Using the records provided below, locate and copy each line that contains the word "power".
— START OF LISTING —
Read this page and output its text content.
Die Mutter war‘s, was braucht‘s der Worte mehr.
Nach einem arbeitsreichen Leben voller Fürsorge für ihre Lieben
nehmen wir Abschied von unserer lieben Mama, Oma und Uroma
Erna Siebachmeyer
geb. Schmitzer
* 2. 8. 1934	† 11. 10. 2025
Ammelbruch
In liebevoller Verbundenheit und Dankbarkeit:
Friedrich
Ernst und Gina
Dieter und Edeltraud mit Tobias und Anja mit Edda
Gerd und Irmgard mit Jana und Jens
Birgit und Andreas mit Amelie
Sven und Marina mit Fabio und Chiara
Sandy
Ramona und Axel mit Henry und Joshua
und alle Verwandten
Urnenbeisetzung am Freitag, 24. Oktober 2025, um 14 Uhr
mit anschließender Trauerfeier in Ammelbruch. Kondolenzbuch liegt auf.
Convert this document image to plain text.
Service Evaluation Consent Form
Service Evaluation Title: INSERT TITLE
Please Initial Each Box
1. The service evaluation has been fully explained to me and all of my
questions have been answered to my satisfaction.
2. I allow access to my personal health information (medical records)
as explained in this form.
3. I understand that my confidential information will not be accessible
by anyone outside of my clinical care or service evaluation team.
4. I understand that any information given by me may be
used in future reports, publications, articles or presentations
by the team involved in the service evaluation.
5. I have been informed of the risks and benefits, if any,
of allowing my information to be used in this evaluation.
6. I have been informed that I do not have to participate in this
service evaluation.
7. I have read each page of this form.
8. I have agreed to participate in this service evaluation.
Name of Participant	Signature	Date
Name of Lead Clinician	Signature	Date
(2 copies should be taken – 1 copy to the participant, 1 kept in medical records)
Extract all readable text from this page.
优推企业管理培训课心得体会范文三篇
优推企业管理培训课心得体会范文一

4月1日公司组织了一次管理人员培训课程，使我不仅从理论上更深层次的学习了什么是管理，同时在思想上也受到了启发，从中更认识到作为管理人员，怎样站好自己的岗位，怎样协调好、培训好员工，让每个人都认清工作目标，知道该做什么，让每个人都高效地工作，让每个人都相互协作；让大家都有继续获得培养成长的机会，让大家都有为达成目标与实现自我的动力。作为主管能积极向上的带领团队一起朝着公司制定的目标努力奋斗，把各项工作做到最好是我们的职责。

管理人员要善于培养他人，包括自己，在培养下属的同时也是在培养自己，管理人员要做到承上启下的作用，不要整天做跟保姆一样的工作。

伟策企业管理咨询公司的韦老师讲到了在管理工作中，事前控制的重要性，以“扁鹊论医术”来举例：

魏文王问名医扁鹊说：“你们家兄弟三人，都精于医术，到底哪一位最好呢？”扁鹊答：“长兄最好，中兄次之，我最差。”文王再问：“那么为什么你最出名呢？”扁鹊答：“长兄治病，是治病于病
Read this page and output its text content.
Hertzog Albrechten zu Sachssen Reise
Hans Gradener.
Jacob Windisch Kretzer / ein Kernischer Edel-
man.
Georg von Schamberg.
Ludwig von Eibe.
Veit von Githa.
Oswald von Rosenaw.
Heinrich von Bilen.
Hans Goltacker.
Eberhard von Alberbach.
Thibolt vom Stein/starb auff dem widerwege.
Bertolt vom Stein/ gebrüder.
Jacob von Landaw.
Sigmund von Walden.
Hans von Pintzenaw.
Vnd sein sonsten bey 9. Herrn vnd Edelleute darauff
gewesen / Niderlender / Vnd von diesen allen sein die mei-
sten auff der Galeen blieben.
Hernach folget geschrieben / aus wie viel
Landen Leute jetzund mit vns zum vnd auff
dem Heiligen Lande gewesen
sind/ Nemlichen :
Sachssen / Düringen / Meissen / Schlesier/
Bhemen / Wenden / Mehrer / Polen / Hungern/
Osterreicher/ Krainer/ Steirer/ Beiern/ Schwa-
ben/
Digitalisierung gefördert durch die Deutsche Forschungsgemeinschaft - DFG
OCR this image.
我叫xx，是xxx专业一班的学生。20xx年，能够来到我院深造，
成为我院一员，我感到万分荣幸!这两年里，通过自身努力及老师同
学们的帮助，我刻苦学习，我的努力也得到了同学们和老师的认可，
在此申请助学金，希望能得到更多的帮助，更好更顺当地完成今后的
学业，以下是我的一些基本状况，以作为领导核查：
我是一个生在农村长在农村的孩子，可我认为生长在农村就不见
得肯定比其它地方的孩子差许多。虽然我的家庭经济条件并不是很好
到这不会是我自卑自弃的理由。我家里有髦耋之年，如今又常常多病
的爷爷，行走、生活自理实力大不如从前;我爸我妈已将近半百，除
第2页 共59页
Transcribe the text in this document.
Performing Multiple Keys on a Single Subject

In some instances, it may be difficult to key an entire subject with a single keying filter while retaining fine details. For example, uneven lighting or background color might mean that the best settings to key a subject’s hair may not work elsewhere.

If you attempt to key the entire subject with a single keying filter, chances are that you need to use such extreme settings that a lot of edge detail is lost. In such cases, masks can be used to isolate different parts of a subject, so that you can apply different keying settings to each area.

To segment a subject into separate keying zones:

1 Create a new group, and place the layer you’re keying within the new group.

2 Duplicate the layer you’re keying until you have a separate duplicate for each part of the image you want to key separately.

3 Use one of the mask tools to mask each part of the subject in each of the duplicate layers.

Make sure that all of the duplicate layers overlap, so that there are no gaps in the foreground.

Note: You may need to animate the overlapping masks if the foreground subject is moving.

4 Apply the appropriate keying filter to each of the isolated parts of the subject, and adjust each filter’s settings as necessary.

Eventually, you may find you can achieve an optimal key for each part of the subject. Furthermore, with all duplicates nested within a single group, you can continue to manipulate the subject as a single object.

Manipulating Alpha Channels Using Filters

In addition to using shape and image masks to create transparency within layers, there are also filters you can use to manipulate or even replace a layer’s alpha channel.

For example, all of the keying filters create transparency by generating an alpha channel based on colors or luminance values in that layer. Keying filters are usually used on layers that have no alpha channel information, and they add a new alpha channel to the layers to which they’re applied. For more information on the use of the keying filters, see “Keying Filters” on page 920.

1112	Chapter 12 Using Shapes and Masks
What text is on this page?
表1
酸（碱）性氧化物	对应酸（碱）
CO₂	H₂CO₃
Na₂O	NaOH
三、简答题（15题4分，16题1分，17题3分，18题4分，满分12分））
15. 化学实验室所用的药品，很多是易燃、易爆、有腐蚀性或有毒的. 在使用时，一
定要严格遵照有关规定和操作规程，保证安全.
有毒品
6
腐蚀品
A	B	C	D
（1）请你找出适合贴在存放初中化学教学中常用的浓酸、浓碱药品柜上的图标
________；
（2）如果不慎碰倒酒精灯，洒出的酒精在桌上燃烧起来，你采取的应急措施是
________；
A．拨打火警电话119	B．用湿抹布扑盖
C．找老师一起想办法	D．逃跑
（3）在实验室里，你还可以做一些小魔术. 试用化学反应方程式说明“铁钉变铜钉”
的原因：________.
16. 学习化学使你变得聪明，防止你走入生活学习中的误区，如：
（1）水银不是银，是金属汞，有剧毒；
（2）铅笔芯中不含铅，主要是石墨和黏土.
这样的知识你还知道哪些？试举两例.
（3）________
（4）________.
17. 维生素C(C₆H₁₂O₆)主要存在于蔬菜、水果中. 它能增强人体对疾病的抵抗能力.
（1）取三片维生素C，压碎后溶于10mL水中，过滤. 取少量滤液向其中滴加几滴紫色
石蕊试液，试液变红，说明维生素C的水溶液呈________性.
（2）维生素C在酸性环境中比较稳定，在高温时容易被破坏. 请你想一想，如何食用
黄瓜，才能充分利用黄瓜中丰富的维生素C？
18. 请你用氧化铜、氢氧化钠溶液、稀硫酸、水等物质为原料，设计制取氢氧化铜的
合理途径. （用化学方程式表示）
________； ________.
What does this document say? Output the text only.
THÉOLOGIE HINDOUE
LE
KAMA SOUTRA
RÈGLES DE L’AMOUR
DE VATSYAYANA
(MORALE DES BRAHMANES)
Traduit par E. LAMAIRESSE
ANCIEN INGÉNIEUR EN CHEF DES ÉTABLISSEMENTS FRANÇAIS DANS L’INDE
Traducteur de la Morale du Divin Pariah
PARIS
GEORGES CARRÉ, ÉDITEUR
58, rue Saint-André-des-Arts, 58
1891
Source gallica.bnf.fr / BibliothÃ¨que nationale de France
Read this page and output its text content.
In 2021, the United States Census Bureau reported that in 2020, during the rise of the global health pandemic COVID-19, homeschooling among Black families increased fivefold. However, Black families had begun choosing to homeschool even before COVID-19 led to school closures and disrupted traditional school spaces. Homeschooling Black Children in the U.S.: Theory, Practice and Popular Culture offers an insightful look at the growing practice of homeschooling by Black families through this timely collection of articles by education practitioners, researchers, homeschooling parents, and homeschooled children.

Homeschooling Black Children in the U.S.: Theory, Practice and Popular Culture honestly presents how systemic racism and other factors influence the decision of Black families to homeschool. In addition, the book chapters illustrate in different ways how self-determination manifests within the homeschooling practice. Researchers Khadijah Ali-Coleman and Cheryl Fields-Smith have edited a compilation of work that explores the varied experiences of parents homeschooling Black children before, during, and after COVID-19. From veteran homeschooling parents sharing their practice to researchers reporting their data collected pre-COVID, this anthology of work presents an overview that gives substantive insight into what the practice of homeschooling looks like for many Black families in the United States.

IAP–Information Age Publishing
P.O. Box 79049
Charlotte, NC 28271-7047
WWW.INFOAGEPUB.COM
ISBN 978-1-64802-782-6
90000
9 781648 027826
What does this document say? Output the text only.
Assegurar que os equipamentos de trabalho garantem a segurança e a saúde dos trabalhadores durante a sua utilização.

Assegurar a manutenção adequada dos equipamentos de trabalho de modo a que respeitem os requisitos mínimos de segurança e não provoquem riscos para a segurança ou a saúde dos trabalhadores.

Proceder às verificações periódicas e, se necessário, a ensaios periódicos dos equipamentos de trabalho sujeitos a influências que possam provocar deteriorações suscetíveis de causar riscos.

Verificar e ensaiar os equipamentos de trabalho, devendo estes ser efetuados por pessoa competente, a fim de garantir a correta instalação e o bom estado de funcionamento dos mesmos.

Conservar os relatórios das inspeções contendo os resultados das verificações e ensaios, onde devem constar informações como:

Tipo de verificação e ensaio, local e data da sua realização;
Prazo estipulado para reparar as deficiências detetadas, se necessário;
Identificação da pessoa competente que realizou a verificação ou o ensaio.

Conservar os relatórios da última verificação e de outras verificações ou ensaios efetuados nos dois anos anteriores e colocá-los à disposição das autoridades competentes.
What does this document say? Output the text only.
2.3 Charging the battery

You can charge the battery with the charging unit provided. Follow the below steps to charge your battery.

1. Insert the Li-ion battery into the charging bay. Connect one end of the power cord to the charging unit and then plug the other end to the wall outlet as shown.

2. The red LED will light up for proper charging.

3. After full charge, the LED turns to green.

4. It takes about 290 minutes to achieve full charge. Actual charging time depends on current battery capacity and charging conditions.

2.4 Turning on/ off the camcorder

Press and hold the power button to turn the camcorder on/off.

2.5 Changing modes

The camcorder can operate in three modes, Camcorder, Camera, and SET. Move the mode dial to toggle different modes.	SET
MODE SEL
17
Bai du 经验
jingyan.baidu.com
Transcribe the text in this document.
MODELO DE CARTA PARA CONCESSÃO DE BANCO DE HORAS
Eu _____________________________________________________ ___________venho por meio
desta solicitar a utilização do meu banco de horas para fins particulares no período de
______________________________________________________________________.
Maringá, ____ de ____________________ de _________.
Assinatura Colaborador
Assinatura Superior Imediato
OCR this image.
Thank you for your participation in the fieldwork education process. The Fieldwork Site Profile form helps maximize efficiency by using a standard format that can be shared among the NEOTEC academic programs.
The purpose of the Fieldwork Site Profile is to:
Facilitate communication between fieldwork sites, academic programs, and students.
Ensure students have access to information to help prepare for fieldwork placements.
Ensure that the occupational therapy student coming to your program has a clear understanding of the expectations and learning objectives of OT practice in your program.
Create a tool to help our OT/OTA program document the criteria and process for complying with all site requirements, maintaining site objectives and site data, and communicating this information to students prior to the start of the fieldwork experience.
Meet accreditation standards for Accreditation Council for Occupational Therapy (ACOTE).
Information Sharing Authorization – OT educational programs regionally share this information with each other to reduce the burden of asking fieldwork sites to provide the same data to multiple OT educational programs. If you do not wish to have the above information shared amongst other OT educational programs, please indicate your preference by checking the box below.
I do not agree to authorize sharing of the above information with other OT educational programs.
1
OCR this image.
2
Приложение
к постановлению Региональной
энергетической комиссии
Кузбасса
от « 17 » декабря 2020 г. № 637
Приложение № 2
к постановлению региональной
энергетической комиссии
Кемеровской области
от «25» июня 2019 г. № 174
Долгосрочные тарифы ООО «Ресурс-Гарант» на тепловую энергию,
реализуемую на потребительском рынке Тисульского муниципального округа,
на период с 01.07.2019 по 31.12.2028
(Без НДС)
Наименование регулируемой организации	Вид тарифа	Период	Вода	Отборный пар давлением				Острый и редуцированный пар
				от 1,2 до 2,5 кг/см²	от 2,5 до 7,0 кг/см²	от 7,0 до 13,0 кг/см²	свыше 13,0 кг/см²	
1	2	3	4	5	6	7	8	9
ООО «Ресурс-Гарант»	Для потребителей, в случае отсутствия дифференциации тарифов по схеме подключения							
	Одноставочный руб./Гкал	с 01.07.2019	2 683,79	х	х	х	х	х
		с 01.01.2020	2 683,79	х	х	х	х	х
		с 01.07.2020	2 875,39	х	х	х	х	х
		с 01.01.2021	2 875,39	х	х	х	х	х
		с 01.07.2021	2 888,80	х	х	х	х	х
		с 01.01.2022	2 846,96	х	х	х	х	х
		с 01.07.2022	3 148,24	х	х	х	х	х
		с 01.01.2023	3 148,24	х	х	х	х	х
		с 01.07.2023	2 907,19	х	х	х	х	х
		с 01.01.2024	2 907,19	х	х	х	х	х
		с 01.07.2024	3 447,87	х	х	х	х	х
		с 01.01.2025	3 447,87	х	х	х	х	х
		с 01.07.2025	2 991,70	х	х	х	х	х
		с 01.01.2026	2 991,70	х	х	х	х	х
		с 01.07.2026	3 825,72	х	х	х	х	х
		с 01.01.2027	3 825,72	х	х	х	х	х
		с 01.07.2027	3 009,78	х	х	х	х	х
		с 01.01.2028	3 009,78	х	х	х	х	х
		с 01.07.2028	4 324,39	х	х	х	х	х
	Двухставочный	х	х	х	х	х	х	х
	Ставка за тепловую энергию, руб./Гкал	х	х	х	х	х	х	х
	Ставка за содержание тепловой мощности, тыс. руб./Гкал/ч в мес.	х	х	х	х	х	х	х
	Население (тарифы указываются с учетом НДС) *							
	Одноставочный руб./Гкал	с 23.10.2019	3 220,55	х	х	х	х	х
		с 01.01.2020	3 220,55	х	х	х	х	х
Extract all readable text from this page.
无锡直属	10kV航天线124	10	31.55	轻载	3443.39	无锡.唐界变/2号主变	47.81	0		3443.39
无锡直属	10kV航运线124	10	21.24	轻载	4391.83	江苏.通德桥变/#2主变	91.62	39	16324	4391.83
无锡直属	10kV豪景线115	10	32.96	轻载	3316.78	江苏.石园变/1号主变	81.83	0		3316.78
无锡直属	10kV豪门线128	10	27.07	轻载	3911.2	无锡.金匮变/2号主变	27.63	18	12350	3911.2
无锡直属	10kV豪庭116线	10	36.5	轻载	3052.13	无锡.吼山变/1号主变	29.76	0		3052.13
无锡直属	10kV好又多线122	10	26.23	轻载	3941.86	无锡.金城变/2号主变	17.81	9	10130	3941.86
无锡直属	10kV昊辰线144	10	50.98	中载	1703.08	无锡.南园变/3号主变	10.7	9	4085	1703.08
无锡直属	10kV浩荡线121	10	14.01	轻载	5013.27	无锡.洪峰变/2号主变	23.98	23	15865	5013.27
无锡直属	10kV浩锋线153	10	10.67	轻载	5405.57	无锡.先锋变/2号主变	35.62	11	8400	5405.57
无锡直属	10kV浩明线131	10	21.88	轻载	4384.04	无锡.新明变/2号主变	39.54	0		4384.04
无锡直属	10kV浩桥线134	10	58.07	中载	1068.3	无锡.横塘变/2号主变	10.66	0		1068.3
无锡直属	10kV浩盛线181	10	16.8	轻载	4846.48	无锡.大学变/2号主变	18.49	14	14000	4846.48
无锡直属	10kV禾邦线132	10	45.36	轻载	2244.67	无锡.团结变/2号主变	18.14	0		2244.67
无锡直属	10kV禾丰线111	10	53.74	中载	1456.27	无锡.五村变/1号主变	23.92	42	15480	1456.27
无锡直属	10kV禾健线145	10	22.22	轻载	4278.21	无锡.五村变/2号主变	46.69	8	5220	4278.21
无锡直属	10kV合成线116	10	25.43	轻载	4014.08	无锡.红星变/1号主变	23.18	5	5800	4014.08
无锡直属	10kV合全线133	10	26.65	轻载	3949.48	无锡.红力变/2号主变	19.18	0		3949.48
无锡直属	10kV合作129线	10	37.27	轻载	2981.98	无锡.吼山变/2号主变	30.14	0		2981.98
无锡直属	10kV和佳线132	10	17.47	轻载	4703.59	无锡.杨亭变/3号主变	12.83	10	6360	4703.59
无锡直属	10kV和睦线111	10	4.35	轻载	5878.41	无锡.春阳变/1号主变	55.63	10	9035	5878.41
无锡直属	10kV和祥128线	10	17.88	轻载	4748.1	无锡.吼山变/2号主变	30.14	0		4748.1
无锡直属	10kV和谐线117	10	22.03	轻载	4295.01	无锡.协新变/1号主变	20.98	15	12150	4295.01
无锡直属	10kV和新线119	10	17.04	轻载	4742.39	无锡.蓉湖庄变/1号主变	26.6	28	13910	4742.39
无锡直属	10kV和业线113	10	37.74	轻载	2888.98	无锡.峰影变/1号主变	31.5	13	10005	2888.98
— END OF LISTING —
COMPLETE OUTPUT:
1. Insert the Li-ion battery into the charging bay. Connect one end of the power cord to the charging unit and then plug the other end to the wall outlet as shown.
Press and hold the power button to turn the camcorder on/off.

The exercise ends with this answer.